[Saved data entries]
==*==
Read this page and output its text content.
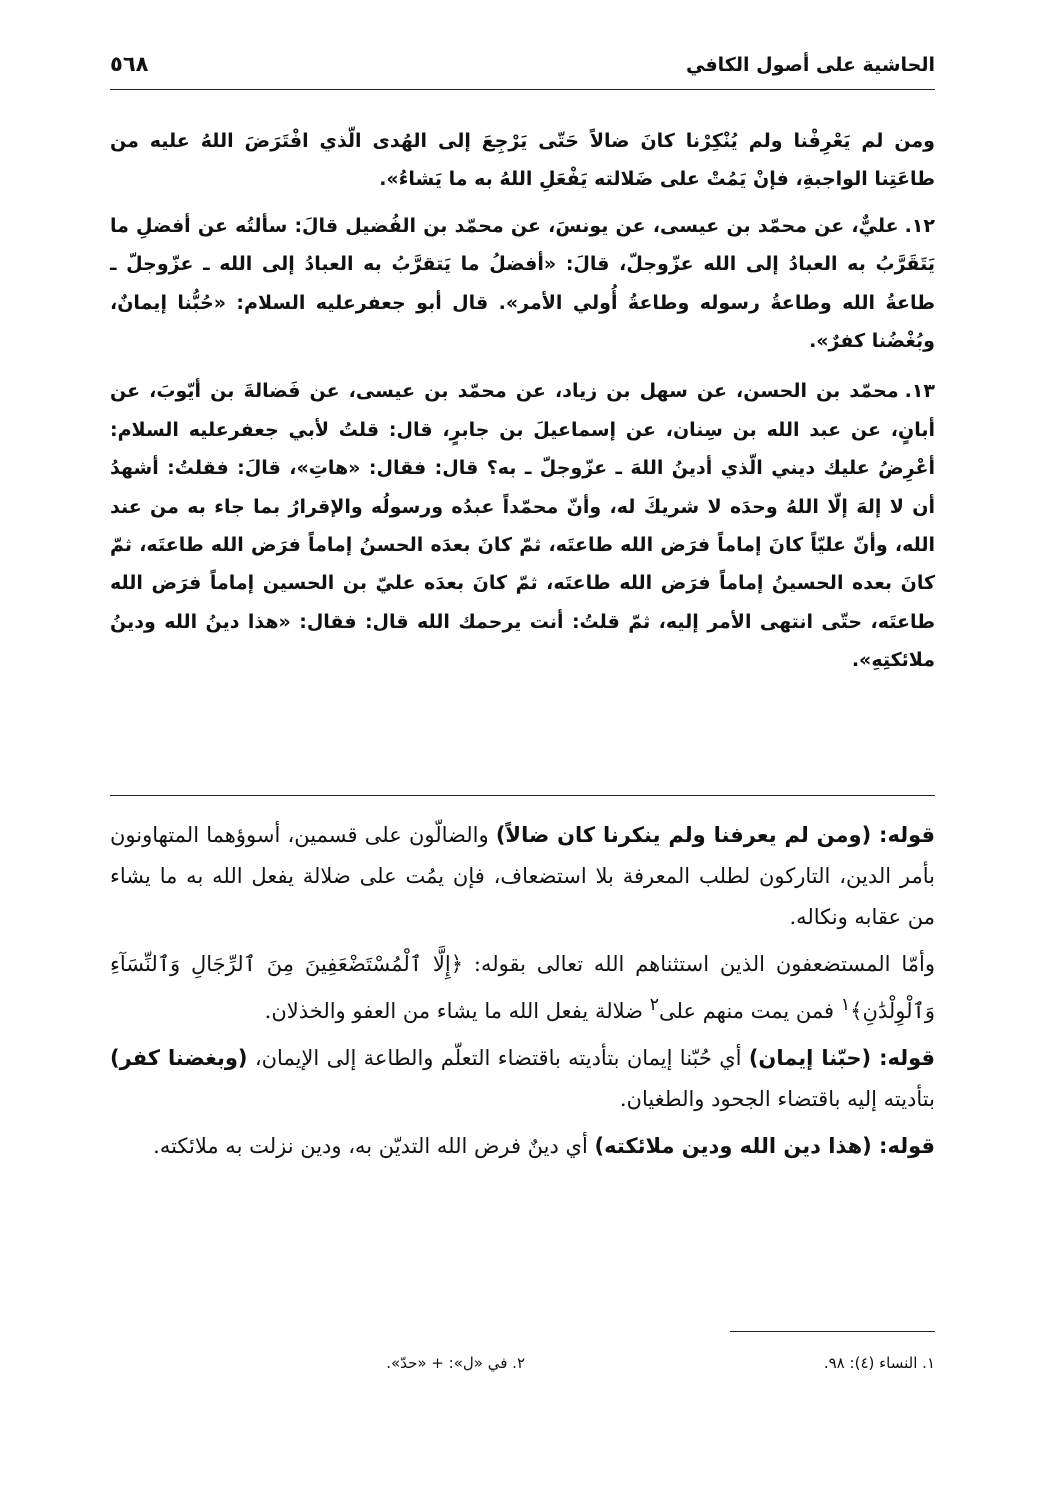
الحاشية على أصول الكافي
٥٦٨

ومن لم يَعْرِفْنا ولم يُنْكِرْنا كانَ ضالاً حَتّى يَرْجِعَ إلى الهُدى الّذي افْتَرَضَ اللهُ عليه من طاعَتِنا الواجبةِ، فإنْ يَمُتْ على ضَلالته يَفْعَلِ اللهُ به ما يَشاءُ».

١٢.عليٌّ، عن محمّد بن عيسى، عن يونسَ، عن محمّد بن الفُضيل قالَ: سألتُه عن أفضلِ ما يَتَقَرَّبُ به العبادُ إلى الله عزّوجلّ، قالَ: «أفضلُ ما يَتقرَّبُ به العبادُ إلى الله ـ عزّوجلّ ـ طاعةُ الله وطاعةُ رسوله وطاعةُ أُولي الأمر». قال أبو جعفرعليه السلام: «حُبُّنا إيمانٌ، وبُغْضُنا كفرٌ».

١٣.محمّد بن الحسن، عن سهل بن زياد، عن محمّد بن عيسى، عن فَضالةَ بن أيّوبَ، عن أبانٍ، عن عبد الله بن سِنان، عن إسماعيلَ بن جابرٍ، قال: قلتُ لأبي جعفرعليه السلام: أعْرِضُ عليك ديني الّذي أدينُ اللهَ ـ عزّوجلّ ـ به؟ قال: فقال: «هاتِ»، قالَ: فقلتُ: أشهدُ أن لا إلهَ إلّا اللهُ وحدَه لا شريكَ له، وأنّ محمّداً عبدُه ورسولُه والإقرارُ بما جاء به من عند الله، وأنّ عليّاً كانَ إماماً فرَض الله طاعتَه، ثمّ كانَ بعدَه الحسنُ إماماً فرَض الله طاعتَه، ثمّ كانَ بعده الحسينُ إماماً فرَض الله طاعتَه، ثمّ كانَ بعدَه عليّ بن الحسين إماماً فرَض الله طاعتَه، حتّى انتهى الأمر إليه، ثمّ قلتُ: أنت يرحمك الله قال: فقال: «هذا دينُ الله ودينُ ملائكتِهِ».

قوله: (ومن لم يعرفنا ولم ينكرنا كان ضالاً) والضالّون على قسمين، أسوؤهما المتهاونون بأمر الدين، التاركون لطلب المعرفة بلا استضعاف، فإن يمُت على ضلالة يفعل الله به ما يشاء من عقابه ونكاله.

وأمّا المستضعفون الذين استثناهم الله تعالى بقوله: ﴿إِلَّا ٱلْمُسْتَضْعَفِينَ مِنَ ٱلرِّجَالِ وَٱلنِّسَآءِ وَٱلْوِلْدَٰنِ﴾$^١$ فمن يمت منهم على$^٢$ ضلالة يفعل الله ما يشاء من العفو والخذلان.

قوله: (حبّنا إيمان) أي حُبّنا إيمان بتأديته باقتضاء التعلّم والطاعة إلى الإيمان، (وبغضنا كفر) بتأديته إليه باقتضاء الجحود والطغيان.

قوله: (هذا دين الله ودين ملائكته) أي دينٌ فرض الله التديّن به، ودين نزلت به ملائكته.

١. النساء (٤): ٩٨.
٢. في «ل»: + «حدّ».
==*==
→ THE EXERCISE: From the records above, how many lines include the word "ودين"? Only the number is wanted.

→ EXPECTED ANSWER: 2